■ **Your goal**:
Across the listing below, how many lines hold "листе"? Reply with the number by itself.
§
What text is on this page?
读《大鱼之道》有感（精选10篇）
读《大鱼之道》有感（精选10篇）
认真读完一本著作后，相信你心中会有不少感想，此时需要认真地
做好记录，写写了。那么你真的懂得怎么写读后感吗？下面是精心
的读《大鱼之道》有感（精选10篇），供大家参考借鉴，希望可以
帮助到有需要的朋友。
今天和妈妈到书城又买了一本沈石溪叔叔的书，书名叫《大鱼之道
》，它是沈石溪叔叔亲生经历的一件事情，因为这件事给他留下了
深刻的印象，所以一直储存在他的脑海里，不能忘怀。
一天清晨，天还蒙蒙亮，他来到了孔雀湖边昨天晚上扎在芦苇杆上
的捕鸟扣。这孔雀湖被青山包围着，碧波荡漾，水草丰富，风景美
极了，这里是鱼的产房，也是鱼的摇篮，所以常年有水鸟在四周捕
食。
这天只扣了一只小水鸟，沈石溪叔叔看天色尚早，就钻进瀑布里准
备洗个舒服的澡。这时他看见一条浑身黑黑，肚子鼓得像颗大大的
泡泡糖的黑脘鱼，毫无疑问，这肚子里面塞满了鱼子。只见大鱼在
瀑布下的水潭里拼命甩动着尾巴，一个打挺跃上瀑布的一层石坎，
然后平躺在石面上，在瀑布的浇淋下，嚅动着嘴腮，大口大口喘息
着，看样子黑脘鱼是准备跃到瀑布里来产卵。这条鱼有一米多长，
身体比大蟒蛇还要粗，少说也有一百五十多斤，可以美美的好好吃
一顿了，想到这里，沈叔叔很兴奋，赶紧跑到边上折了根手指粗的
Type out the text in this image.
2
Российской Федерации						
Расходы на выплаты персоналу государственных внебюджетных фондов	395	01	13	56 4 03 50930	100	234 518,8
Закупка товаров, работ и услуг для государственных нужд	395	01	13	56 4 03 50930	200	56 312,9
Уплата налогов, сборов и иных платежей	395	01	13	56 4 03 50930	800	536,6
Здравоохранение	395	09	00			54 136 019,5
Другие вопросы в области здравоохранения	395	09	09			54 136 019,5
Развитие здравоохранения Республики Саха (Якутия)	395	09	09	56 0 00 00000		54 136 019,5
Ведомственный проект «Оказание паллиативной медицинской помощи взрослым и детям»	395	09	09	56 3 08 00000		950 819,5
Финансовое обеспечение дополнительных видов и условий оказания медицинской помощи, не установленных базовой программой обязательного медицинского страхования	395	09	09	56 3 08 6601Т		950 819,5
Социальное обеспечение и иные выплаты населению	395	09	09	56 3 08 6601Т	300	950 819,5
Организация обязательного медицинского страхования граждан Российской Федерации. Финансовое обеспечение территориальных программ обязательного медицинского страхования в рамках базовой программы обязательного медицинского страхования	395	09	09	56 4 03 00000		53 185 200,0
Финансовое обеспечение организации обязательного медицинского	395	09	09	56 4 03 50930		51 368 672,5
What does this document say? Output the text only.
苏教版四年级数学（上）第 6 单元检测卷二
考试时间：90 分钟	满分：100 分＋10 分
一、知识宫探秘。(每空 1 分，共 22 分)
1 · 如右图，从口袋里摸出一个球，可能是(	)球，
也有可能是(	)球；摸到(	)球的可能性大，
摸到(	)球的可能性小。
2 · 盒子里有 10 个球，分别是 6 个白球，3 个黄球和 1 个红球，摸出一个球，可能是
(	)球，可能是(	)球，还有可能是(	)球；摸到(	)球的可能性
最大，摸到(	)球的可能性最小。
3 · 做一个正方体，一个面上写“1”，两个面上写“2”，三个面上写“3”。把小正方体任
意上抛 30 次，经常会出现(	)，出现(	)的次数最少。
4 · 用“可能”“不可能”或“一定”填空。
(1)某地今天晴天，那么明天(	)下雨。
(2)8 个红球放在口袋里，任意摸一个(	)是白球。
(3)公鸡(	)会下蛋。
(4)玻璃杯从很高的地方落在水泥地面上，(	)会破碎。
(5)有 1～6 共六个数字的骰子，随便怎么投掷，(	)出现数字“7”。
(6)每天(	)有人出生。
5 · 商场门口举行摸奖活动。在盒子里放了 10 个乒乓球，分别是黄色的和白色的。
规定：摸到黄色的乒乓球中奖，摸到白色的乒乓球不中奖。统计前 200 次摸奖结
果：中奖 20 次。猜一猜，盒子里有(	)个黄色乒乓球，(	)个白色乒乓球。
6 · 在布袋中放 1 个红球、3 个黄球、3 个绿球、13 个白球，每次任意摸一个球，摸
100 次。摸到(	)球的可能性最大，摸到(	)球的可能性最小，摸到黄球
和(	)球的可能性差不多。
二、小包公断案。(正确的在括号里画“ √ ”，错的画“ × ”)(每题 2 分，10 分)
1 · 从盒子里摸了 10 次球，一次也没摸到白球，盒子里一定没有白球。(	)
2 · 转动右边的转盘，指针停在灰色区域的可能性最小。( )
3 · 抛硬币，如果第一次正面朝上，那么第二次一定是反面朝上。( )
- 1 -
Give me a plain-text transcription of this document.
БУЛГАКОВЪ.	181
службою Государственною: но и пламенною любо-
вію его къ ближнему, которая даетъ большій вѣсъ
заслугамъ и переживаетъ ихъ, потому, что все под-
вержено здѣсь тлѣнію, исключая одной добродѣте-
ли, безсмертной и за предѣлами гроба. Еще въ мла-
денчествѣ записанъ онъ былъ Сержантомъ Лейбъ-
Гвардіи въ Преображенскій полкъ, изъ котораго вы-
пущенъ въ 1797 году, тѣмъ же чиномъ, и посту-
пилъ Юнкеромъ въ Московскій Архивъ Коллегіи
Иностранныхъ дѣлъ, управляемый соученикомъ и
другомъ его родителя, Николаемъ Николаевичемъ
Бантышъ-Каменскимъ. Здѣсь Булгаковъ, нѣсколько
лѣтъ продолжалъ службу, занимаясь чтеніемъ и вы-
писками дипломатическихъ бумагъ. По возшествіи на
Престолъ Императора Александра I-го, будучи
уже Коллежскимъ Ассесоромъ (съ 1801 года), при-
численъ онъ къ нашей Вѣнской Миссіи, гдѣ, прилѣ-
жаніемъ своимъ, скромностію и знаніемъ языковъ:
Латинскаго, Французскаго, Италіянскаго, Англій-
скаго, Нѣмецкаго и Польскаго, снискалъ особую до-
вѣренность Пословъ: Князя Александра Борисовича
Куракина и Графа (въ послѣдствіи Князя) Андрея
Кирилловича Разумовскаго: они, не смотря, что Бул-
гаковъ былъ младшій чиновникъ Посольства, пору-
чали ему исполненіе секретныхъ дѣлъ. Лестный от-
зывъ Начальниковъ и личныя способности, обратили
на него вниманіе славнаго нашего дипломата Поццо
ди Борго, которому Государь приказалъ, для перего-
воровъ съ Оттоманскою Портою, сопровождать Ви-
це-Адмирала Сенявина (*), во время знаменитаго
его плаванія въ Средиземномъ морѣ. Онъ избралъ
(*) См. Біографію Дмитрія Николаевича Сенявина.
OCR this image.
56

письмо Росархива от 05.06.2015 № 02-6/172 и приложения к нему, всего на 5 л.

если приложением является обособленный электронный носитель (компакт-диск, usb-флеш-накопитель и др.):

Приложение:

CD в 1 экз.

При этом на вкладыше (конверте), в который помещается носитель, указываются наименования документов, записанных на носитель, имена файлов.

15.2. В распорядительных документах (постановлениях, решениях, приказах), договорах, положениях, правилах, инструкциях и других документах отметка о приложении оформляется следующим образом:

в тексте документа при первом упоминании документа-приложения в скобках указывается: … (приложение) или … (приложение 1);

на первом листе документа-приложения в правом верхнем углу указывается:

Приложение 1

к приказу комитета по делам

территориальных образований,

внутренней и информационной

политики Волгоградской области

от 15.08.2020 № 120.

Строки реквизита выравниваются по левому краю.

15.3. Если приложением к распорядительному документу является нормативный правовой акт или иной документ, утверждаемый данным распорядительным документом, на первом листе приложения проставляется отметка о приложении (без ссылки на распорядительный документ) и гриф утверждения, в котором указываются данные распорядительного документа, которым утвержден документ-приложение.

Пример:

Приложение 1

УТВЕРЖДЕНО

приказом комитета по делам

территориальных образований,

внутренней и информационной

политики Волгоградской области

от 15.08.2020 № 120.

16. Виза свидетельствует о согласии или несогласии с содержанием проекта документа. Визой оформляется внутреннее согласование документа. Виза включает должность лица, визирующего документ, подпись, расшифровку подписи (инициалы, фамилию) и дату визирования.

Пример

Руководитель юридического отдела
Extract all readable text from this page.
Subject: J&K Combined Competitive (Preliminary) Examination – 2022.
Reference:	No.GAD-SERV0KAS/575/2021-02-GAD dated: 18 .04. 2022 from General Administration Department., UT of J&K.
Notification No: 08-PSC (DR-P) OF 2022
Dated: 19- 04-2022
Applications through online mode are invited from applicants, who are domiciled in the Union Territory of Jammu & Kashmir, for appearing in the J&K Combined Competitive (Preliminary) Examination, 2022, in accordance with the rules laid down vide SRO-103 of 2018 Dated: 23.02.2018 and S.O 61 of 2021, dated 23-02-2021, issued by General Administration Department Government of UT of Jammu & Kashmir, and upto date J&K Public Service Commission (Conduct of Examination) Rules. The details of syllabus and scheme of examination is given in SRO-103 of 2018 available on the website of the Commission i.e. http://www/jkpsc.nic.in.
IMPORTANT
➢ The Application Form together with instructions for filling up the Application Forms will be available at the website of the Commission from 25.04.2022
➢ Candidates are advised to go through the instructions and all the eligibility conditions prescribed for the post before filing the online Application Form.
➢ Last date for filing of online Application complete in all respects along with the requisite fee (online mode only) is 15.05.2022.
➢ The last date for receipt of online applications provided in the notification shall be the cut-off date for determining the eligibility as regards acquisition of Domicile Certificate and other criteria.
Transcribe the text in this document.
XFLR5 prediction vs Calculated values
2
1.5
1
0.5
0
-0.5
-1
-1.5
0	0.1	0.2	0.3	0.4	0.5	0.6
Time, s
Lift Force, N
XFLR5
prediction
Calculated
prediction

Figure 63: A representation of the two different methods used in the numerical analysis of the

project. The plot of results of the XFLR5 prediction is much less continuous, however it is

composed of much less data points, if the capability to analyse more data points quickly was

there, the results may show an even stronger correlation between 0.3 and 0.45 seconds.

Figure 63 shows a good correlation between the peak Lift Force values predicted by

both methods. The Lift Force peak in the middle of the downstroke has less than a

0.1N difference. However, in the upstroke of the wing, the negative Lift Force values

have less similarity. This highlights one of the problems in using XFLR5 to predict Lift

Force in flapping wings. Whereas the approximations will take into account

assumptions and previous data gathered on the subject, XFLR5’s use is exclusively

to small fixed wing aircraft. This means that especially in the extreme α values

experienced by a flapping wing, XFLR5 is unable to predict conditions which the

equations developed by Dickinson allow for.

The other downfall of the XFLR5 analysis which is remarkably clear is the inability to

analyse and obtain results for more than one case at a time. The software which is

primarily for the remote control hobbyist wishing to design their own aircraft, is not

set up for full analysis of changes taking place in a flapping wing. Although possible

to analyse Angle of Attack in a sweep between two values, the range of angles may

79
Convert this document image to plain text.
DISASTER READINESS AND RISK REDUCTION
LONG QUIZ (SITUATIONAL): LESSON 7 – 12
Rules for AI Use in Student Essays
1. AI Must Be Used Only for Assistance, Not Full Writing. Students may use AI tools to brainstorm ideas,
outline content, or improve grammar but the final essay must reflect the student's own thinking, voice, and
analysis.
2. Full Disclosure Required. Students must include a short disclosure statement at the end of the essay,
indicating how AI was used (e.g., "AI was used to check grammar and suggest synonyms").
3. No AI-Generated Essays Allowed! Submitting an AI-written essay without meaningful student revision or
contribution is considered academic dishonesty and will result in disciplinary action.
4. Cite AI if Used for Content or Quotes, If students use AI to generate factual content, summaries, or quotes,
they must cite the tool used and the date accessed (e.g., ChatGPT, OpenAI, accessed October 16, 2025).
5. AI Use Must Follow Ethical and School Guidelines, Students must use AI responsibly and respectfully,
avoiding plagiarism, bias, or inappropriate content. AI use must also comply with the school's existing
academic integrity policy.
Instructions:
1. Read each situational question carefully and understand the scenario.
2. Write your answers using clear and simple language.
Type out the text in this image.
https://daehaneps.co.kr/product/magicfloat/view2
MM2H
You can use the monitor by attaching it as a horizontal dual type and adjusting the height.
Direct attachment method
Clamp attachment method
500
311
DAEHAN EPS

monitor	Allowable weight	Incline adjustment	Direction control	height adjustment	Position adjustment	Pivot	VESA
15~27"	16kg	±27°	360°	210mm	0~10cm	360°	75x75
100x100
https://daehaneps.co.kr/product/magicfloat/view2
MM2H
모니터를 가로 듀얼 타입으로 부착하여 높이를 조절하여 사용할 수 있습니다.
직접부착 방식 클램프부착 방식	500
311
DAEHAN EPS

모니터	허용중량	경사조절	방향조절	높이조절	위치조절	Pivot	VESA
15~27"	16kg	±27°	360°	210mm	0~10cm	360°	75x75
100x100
§
■ **Final result**:
2